+++ EXCERPT TO READ +++

## Monday, September 17, 2007

### Primary 5 Maths Question

During 1 week September school holiday, my son (Primary 5) was given a set of maths questions (50 of them) to solve. One of them seems almost clueless but later found out that there is a better way to solve it than a brute force approach.

I am not sure how many of our 11-year old kids can solve this type of question? Or, how many of the teachers can solve this question and manage to explain to the kid until they understand ? Anyway, the question is:

[Q] John bought 3 of the 6 items and Peter bought 2 of the remaining items. John spent twice as much as Peter. Which items did each of them buy ?

 Item 1 Ping-pong bat \$4.70 Item 2 Ping-pong ball \$2.70 Item 3 Shuttlecock \$1.40 Item 4 T-shirt \$3.10 Item 5 Shoes \$7.20 Item 6 Racket \$6.10

Let me take you through my thinking process.

+++

**DIRECTIONS:**
1. Please reproduce everything in the maths question post from "Item 1 Ping-pong" down to "my thinking process.", without changing a word.
2. Count the lines in the records below that contain the string "elements", and reply with only that number.

+++ EXCERPTED RECORDS +++

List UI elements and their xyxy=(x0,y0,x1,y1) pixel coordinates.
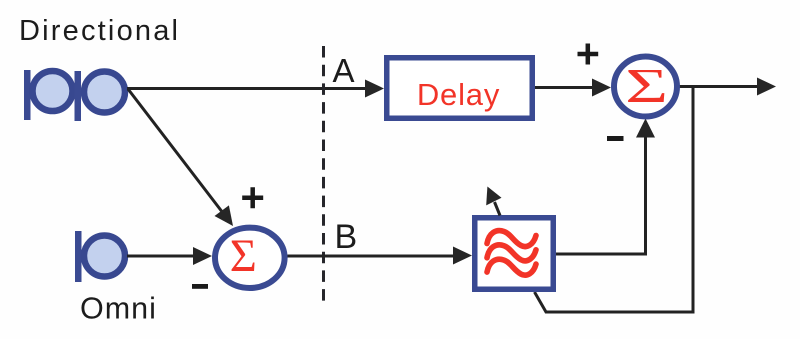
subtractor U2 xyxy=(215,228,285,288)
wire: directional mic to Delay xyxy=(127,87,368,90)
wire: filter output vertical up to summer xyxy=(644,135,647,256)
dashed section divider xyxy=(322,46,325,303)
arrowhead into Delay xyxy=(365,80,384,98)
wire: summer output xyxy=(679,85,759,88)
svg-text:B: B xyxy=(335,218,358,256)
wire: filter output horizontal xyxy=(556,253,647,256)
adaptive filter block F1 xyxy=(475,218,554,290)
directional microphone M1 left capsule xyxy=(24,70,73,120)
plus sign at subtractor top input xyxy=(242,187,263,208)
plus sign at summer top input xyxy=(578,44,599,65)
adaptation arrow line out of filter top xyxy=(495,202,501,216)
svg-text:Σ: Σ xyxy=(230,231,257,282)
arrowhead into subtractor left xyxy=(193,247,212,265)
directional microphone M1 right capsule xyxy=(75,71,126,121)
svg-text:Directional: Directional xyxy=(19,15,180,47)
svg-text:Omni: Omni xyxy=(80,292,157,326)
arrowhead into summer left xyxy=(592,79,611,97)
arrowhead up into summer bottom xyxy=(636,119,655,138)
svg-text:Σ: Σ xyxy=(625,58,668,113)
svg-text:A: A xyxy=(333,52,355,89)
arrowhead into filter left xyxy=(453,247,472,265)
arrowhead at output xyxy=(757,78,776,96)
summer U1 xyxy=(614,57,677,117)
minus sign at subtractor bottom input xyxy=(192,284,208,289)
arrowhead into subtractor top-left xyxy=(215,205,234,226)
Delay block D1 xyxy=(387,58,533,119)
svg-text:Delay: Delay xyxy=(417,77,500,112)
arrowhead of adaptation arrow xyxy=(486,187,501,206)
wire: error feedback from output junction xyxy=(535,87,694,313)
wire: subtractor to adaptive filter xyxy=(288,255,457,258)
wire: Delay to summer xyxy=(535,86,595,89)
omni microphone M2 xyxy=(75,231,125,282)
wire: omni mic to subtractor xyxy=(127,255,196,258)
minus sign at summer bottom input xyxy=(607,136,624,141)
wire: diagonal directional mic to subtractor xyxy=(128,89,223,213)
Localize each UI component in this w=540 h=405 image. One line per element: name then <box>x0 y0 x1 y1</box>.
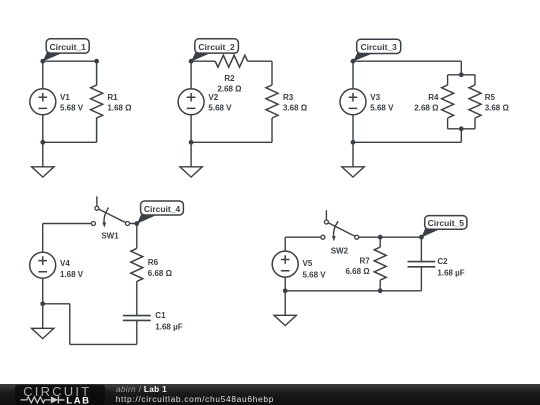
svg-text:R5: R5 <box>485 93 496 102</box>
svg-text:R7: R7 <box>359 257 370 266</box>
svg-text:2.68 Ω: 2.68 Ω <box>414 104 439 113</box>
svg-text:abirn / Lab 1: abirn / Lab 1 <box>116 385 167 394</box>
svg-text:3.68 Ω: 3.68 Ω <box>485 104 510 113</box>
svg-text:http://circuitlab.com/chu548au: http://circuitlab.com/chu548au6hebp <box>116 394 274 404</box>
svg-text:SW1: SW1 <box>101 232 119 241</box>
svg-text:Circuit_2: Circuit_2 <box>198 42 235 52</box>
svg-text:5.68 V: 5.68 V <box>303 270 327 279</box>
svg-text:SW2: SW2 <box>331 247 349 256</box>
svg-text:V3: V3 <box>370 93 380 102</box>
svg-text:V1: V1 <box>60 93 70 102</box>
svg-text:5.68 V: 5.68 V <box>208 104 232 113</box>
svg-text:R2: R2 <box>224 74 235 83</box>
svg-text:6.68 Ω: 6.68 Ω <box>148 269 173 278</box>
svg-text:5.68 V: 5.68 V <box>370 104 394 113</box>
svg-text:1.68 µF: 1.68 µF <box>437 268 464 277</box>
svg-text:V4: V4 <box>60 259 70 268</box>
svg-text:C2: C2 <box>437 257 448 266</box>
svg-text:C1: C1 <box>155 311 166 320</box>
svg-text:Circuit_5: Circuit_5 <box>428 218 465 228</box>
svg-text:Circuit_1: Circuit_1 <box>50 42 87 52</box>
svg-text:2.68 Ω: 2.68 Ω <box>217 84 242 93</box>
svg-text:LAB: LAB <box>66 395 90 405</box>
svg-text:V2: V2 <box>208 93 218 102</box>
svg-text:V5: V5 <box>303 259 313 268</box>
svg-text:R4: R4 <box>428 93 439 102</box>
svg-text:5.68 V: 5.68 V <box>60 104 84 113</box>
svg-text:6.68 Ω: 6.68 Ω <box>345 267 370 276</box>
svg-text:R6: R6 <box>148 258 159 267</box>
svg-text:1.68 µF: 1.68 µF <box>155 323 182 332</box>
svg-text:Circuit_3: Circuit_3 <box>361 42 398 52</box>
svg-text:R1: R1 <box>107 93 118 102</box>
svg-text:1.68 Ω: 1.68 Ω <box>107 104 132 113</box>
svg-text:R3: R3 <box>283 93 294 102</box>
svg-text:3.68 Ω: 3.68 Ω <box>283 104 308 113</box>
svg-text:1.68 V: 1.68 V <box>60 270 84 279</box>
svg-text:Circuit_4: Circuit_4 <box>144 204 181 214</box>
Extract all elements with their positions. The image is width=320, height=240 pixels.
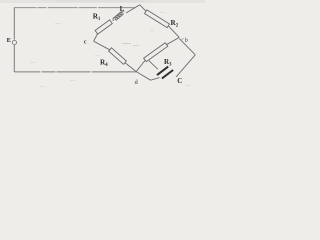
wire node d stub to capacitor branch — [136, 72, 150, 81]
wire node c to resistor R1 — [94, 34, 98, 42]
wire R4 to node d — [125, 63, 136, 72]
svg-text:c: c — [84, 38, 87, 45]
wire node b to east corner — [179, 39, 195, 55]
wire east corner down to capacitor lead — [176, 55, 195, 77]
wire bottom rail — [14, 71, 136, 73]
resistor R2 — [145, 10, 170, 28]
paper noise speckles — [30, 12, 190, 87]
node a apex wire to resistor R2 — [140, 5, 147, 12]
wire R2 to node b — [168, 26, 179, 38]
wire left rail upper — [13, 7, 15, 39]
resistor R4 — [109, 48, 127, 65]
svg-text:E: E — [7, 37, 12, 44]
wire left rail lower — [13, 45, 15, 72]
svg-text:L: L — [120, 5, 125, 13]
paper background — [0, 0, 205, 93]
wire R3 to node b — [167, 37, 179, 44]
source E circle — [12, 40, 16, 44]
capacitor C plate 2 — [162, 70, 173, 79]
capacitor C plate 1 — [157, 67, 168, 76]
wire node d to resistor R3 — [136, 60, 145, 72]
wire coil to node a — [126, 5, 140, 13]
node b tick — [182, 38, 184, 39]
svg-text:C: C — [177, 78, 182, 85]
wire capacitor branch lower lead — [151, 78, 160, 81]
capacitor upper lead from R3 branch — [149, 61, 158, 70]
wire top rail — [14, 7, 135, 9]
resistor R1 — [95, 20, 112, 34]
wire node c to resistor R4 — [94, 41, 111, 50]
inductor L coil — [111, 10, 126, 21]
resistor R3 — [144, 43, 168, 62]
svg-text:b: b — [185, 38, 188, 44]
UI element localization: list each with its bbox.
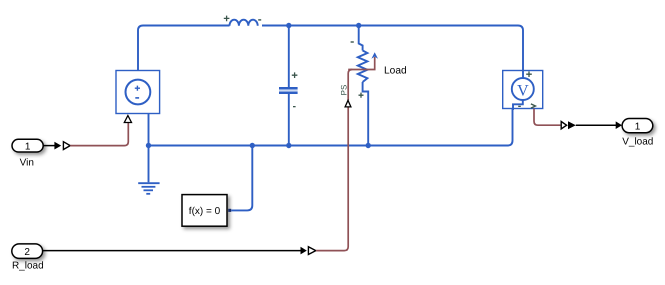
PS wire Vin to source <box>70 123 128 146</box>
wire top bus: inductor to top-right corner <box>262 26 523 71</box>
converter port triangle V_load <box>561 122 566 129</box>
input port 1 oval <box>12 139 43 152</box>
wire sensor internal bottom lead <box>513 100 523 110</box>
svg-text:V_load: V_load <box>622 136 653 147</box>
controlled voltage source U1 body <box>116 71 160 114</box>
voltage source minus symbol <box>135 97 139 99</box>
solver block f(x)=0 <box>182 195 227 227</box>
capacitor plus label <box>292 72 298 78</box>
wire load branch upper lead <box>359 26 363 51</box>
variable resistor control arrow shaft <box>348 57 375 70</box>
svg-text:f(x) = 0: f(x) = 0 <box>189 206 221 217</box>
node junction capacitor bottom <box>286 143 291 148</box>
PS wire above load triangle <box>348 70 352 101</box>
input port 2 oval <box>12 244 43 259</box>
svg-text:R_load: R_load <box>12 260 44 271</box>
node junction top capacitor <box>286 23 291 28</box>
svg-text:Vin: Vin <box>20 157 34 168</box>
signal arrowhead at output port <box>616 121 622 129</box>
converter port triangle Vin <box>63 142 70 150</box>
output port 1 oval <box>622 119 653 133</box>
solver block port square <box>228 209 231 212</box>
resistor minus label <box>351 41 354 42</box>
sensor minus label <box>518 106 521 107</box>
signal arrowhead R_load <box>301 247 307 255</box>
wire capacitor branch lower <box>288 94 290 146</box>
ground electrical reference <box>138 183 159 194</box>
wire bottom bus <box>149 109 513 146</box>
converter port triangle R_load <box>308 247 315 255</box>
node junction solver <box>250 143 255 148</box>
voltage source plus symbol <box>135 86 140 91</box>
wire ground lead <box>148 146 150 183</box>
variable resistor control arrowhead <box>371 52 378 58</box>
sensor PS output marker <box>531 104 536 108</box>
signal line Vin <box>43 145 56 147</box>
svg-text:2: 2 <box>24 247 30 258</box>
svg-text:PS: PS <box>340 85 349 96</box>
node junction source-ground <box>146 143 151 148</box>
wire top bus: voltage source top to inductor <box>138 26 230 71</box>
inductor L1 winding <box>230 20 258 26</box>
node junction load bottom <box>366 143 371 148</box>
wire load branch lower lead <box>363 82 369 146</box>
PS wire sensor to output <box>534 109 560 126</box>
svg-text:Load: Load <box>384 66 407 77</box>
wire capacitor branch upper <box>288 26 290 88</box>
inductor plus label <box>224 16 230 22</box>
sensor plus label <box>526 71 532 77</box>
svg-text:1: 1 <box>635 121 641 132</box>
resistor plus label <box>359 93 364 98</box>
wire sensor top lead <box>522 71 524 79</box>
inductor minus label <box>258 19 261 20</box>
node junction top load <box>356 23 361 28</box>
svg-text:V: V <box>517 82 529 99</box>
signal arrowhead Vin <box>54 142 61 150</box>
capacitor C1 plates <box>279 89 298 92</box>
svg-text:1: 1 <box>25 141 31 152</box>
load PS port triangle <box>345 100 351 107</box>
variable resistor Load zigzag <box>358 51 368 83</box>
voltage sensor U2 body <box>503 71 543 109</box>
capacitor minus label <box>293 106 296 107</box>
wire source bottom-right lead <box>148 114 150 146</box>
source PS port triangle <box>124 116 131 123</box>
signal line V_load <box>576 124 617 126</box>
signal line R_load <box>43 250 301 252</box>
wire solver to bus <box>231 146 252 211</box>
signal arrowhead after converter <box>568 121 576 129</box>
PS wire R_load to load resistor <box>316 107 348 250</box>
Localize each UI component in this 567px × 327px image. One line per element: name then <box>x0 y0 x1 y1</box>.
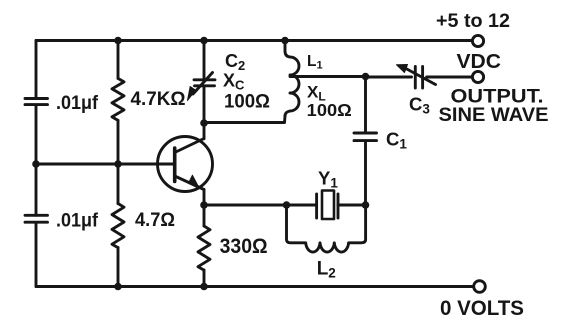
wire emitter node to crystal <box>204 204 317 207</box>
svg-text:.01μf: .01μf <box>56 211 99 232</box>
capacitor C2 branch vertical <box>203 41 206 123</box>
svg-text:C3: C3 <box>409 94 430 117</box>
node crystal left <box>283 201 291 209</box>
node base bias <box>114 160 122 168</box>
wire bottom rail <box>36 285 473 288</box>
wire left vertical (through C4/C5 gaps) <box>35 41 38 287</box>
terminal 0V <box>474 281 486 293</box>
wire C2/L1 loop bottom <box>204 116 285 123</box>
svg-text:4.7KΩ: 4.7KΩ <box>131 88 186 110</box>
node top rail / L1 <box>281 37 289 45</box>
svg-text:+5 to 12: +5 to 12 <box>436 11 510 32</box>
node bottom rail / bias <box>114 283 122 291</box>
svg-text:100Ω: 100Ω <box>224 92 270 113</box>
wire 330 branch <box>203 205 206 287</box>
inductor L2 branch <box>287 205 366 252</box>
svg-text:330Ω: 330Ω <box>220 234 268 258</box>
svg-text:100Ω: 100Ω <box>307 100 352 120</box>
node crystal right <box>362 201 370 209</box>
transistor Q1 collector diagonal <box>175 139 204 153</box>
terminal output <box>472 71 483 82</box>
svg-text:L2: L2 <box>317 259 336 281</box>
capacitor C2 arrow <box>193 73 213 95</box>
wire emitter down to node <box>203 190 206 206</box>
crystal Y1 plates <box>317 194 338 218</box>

+++

**TASK-BY-TASK SOLUTIONS:**
1.
Item 1 Ping-pong bat \$4.70 Item 2 Ping-pong ball \$2.70 Item 3 Shuttlecock \$1.40 Item 4 T-shirt \$3.10 Item 5 Shoes \$7.20 Item 6 Racket \$6.10

Let me take you through my thinking process.

2. 2